Enunciado da tarefa => Segundo o trecho para leitura, a inconstitucionalidade decorre da violação de qual regra? Responda em uma frase, por favor.

Trecho para leitura =>
——
A regulamentação do procedimento para a concessão de alvarás para funcionamento de estabelecimentos no âmbito do Município, é matéria exclusivamente relacionada à Administração Pública, a cargo do Chefe do Executivo.
Trata-se de atividade
nitidamente administrativa, representativa de atos de gestão, de escolha
política para a satisfação das necessidades essenciais coletivas, vinculadas
aos Direitos Fundamentais. Assim, privativa do Poder Executivo e inserida na esfera do poder discricionário da administração
que deve eleger o órgão responsável e o procedimento adequado.
Não se trata, evidentemente, de
atividade sujeita à disciplina legislativa. Assim, o Poder Legislativo não pode
através de lei ocupar-se da administração, sob pena de se permitir que o
legislador administre invadindo área privativa do Poder Executivo.
Quando o Poder Legislativo do Município edita lei disciplinando atuação administrativa, como ocorre, no caso em exame, em função da imposição de providências e obrigações a determinados órgãos municipais no licenciamento dos depósitos de distribuição de gás liquefeito, invade, indevidamente, esfera que é própria da atividade do Administrador Público, violando o princípio da separação de poderes.
Cabe essencialmente à Administração Pública, e não ao legislador, deliberar a respeito das atribuições e providências dos órgãos municipais no procedimento de licenciamento do funcionamento de estabelecimentos de depósitos de gás liquefeito. Trata-se de atuação administrativa fundada em escolha política de gestão, na qual é vedada intromissão de qualquer outro poder.
A inconstitucionalidade,
portanto, decorre da violação da regra da separação de poderes, prevista na
Constituição Paulista e aplicável aos Municípios (arts. 5º, 47, II, XIV e XIX, a, e 144).
——
Dados =>
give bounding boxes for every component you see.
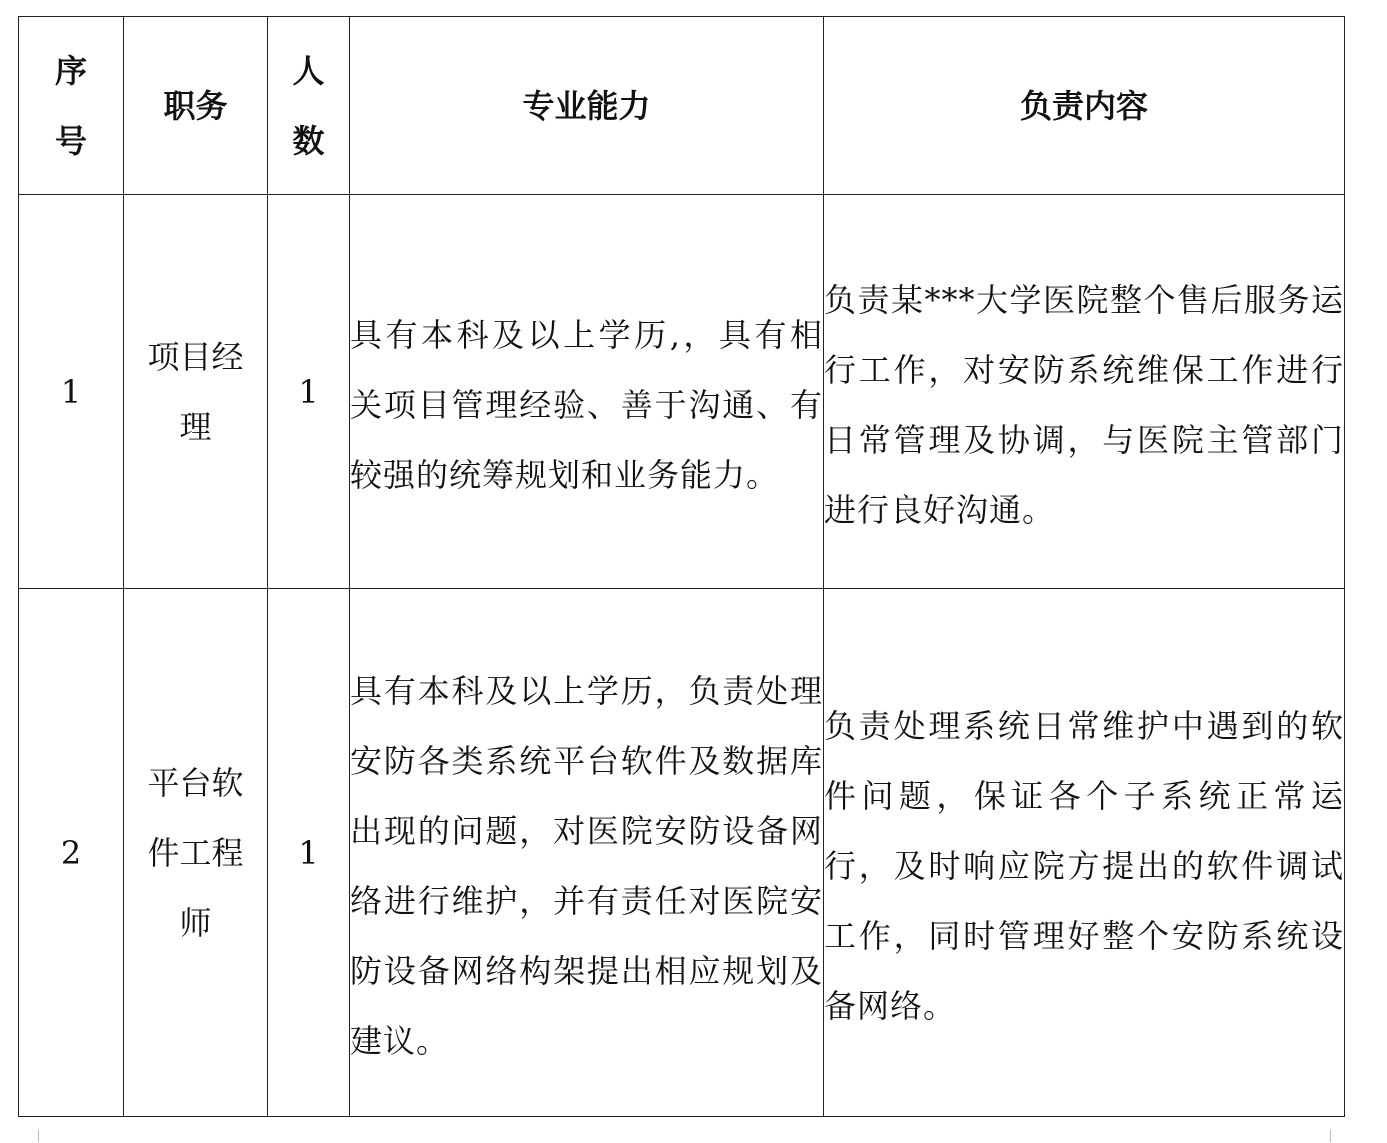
——
Resultado do exercício => Ela decorre da violação da regra da separação de poderes, prevista na Constituição Paulista e aplicável aos Municípios.